Start of Entries
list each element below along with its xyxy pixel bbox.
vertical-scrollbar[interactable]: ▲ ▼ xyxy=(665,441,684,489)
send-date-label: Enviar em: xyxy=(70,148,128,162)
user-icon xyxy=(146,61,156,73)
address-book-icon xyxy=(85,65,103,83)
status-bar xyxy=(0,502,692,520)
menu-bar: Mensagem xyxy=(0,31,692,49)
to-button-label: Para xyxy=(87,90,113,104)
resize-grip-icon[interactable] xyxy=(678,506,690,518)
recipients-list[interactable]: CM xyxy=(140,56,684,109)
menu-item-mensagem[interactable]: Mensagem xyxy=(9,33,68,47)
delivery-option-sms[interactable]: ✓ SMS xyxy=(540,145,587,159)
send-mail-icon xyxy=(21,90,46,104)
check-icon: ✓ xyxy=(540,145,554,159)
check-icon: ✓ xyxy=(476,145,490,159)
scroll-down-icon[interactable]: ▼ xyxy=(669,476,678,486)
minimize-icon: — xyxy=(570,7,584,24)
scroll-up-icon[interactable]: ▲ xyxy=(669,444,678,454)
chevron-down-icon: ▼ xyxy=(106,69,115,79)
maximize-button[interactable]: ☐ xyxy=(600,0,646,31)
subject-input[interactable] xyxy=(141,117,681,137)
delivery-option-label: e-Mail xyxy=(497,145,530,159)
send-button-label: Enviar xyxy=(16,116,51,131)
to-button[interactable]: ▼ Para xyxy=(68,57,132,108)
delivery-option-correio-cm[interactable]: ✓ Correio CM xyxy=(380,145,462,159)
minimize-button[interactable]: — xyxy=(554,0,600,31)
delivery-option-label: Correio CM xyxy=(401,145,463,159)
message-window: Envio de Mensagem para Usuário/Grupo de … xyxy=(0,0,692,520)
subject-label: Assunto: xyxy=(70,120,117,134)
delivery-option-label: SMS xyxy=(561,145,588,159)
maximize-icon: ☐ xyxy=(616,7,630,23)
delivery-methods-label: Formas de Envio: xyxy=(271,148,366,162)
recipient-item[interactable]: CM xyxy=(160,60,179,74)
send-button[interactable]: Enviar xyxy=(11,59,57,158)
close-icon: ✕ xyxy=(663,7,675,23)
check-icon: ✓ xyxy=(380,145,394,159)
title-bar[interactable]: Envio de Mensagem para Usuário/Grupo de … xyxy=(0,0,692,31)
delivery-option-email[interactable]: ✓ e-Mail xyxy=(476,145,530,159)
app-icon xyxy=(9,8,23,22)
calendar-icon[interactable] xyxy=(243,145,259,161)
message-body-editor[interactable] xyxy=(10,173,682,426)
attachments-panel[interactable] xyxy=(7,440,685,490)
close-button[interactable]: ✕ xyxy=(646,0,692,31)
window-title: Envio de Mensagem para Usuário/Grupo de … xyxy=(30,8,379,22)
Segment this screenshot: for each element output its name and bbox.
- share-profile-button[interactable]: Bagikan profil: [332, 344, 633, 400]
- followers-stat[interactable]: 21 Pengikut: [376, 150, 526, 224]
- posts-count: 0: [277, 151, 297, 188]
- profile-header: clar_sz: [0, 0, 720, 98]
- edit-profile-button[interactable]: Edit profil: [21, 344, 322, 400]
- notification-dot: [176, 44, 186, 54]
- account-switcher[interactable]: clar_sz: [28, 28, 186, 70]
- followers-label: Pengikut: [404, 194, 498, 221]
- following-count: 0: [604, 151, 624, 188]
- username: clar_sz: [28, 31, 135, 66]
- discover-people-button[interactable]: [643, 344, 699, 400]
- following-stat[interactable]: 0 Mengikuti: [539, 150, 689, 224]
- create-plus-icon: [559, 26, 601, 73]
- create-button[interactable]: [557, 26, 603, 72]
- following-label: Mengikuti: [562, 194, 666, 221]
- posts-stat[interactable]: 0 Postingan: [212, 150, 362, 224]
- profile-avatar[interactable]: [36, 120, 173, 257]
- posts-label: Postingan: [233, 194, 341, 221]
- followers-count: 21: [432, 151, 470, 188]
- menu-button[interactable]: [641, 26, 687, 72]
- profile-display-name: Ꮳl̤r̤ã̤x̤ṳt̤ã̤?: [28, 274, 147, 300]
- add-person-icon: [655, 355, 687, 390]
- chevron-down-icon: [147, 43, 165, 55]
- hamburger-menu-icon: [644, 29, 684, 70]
End of Entries
» **Task description**: Can you set down every line above again, character for character, with nothing changed or left out?

» **Response to the task**:
list each element below along with its xyxy pixel bbox.
vertical-scrollbar[interactable]: ▲ ▼ xyxy=(665,441,684,489)
send-date-label: Enviar em: xyxy=(70,148,128,162)
user-icon xyxy=(146,61,156,73)
address-book-icon xyxy=(85,65,103,83)
status-bar xyxy=(0,502,692,520)
menu-bar: Mensagem xyxy=(0,31,692,49)
to-button-label: Para xyxy=(87,90,113,104)
resize-grip-icon[interactable] xyxy=(678,506,690,518)
recipients-list[interactable]: CM xyxy=(140,56,684,109)
menu-item-mensagem[interactable]: Mensagem xyxy=(9,33,68,47)
delivery-option-sms[interactable]: ✓ SMS xyxy=(540,145,587,159)
send-mail-icon xyxy=(21,90,46,104)
check-icon: ✓ xyxy=(540,145,554,159)
check-icon: ✓ xyxy=(476,145,490,159)
scroll-down-icon[interactable]: ▼ xyxy=(669,476,678,486)
minimize-icon: — xyxy=(570,7,584,24)
scroll-up-icon[interactable]: ▲ xyxy=(669,444,678,454)
chevron-down-icon: ▼ xyxy=(106,69,115,79)
maximize-button[interactable]: ☐ xyxy=(600,0,646,31)
subject-input[interactable] xyxy=(141,117,681,137)
delivery-option-label: e-Mail xyxy=(497,145,530,159)
send-button-label: Enviar xyxy=(16,116,51,131)
to-button[interactable]: ▼ Para xyxy=(68,57,132,108)
delivery-option-correio-cm[interactable]: ✓ Correio CM xyxy=(380,145,462,159)
minimize-button[interactable]: — xyxy=(554,0,600,31)
delivery-option-label: Correio CM xyxy=(401,145,463,159)
message-window: Envio de Mensagem para Usuário/Grupo de … xyxy=(0,0,692,520)
subject-label: Assunto: xyxy=(70,120,117,134)
delivery-option-label: SMS xyxy=(561,145,588,159)
maximize-icon: ☐ xyxy=(616,7,630,23)
delivery-methods-label: Formas de Envio: xyxy=(271,148,366,162)
recipient-item[interactable]: CM xyxy=(160,60,179,74)
send-button[interactable]: Enviar xyxy=(11,59,57,158)
close-icon: ✕ xyxy=(663,7,675,23)
check-icon: ✓ xyxy=(380,145,394,159)
title-bar[interactable]: Envio de Mensagem para Usuário/Grupo de … xyxy=(0,0,692,31)
delivery-option-email[interactable]: ✓ e-Mail xyxy=(476,145,530,159)
app-icon xyxy=(9,8,23,22)
calendar-icon[interactable] xyxy=(243,145,259,161)
message-body-editor[interactable] xyxy=(10,173,682,426)
attachments-panel[interactable] xyxy=(7,440,685,490)
close-button[interactable]: ✕ xyxy=(646,0,692,31)
window-title: Envio de Mensagem para Usuário/Grupo de … xyxy=(30,8,379,22)
Segment this screenshot: for each element output its name and bbox.
- share-profile-button[interactable]: Bagikan profil: [332, 344, 633, 400]
- followers-stat[interactable]: 21 Pengikut: [376, 150, 526, 224]
- posts-count: 0: [277, 151, 297, 188]
- profile-header: clar_sz: [0, 0, 720, 98]
- edit-profile-button[interactable]: Edit profil: [21, 344, 322, 400]
- notification-dot: [176, 44, 186, 54]
- account-switcher[interactable]: clar_sz: [28, 28, 186, 70]
- followers-label: Pengikut: [404, 194, 498, 221]
- following-count: 0: [604, 151, 624, 188]
- username: clar_sz: [28, 31, 135, 66]
- discover-people-button[interactable]: [643, 344, 699, 400]
- following-stat[interactable]: 0 Mengikuti: [539, 150, 689, 224]
- create-plus-icon: [559, 26, 601, 73]
- create-button[interactable]: [557, 26, 603, 72]
- following-label: Mengikuti: [562, 194, 666, 221]
- posts-stat[interactable]: 0 Postingan: [212, 150, 362, 224]
- profile-avatar[interactable]: [36, 120, 173, 257]
- posts-label: Postingan: [233, 194, 341, 221]
- followers-count: 21: [432, 151, 470, 188]
- menu-button[interactable]: [641, 26, 687, 72]
- profile-display-name: Ꮳl̤r̤ã̤x̤ṳt̤ã̤?: [28, 274, 147, 300]
- add-person-icon: [655, 355, 687, 390]
- chevron-down-icon: [147, 43, 165, 55]
- hamburger-menu-icon: [644, 29, 684, 70]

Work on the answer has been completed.